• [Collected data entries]
━━━━━━━━
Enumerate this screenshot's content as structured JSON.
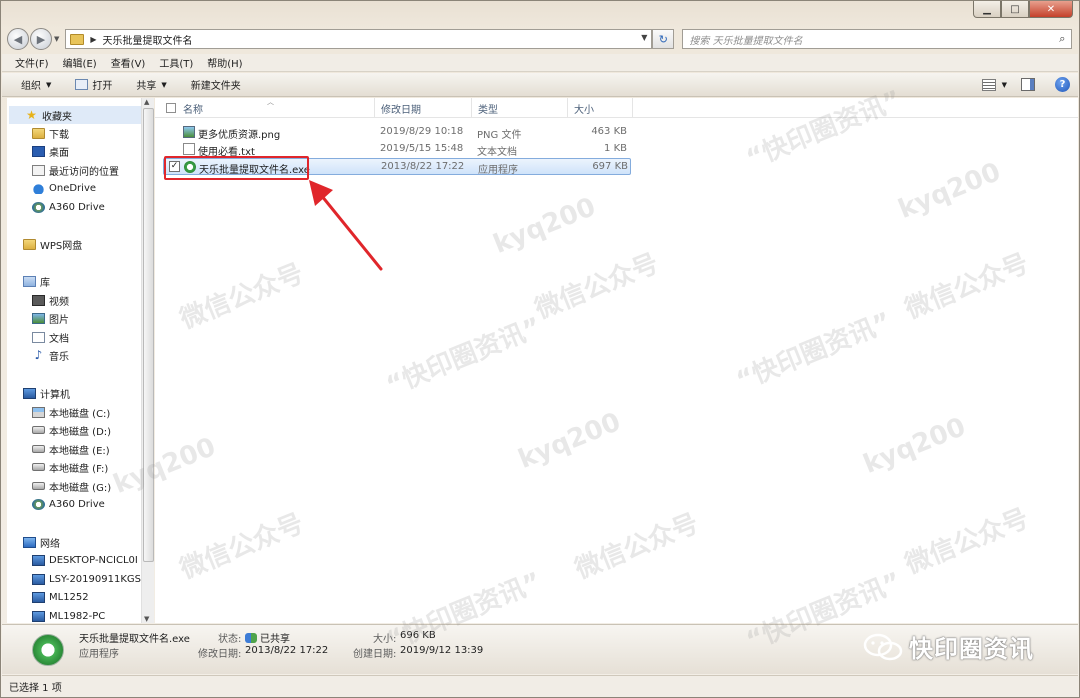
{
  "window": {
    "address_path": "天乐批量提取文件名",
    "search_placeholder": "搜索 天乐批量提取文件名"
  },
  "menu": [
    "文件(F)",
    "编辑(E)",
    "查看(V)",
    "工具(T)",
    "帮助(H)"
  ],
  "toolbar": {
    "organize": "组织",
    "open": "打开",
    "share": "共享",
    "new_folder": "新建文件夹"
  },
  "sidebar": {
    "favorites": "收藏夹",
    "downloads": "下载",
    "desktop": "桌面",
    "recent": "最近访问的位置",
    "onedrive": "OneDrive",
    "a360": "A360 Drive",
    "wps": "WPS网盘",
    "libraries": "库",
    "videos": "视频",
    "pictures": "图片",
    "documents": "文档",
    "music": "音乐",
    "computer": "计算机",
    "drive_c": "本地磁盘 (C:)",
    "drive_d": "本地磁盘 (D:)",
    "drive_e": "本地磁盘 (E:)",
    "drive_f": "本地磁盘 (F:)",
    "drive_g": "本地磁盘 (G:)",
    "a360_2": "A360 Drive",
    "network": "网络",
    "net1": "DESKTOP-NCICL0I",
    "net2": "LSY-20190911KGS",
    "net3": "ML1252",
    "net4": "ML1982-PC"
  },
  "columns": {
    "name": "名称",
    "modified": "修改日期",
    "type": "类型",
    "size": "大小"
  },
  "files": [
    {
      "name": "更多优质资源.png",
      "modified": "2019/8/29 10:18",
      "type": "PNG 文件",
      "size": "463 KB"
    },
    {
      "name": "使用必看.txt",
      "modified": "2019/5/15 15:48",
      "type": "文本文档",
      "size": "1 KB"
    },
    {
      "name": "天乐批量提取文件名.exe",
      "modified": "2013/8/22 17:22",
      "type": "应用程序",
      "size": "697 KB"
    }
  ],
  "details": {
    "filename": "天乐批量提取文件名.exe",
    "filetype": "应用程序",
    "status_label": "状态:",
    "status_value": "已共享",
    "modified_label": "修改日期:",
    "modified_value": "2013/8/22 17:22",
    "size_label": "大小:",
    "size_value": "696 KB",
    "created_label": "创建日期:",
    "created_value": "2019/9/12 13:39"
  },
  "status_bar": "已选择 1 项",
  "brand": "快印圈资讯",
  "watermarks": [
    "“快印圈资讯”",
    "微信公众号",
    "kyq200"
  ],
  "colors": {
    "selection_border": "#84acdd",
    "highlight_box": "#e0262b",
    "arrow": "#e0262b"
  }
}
━━━━━━━━
• [Challenge] Set down every record once more, word for word, without pictures.

• [Answer]
Enumerate this screenshot's content as structured JSON.
{
  "window": {
    "address_path": "天乐批量提取文件名",
    "search_placeholder": "搜索 天乐批量提取文件名"
  },
  "menu": [
    "文件(F)",
    "编辑(E)",
    "查看(V)",
    "工具(T)",
    "帮助(H)"
  ],
  "toolbar": {
    "organize": "组织",
    "open": "打开",
    "share": "共享",
    "new_folder": "新建文件夹"
  },
  "sidebar": {
    "favorites": "收藏夹",
    "downloads": "下载",
    "desktop": "桌面",
    "recent": "最近访问的位置",
    "onedrive": "OneDrive",
    "a360": "A360 Drive",
    "wps": "WPS网盘",
    "libraries": "库",
    "videos": "视频",
    "pictures": "图片",
    "documents": "文档",
    "music": "音乐",
    "computer": "计算机",
    "drive_c": "本地磁盘 (C:)",
    "drive_d": "本地磁盘 (D:)",
    "drive_e": "本地磁盘 (E:)",
    "drive_f": "本地磁盘 (F:)",
    "drive_g": "本地磁盘 (G:)",
    "a360_2": "A360 Drive",
    "network": "网络",
    "net1": "DESKTOP-NCICL0I",
    "net2": "LSY-20190911KGS",
    "net3": "ML1252",
    "net4": "ML1982-PC"
  },
  "columns": {
    "name": "名称",
    "modified": "修改日期",
    "type": "类型",
    "size": "大小"
  },
  "files": [
    {
      "name": "更多优质资源.png",
      "modified": "2019/8/29 10:18",
      "type": "PNG 文件",
      "size": "463 KB"
    },
    {
      "name": "使用必看.txt",
      "modified": "2019/5/15 15:48",
      "type": "文本文档",
      "size": "1 KB"
    },
    {
      "name": "天乐批量提取文件名.exe",
      "modified": "2013/8/22 17:22",
      "type": "应用程序",
      "size": "697 KB"
    }
  ],
  "details": {
    "filename": "天乐批量提取文件名.exe",
    "filetype": "应用程序",
    "status_label": "状态:",
    "status_value": "已共享",
    "modified_label": "修改日期:",
    "modified_value": "2013/8/22 17:22",
    "size_label": "大小:",
    "size_value": "696 KB",
    "created_label": "创建日期:",
    "created_value": "2019/9/12 13:39"
  },
  "status_bar": "已选择 1 项",
  "brand": "快印圈资讯",
  "watermarks": [
    "“快印圈资讯”",
    "微信公众号",
    "kyq200"
  ],
  "colors": {
    "selection_border": "#84acdd",
    "highlight_box": "#e0262b",
    "arrow": "#e0262b"
  }
}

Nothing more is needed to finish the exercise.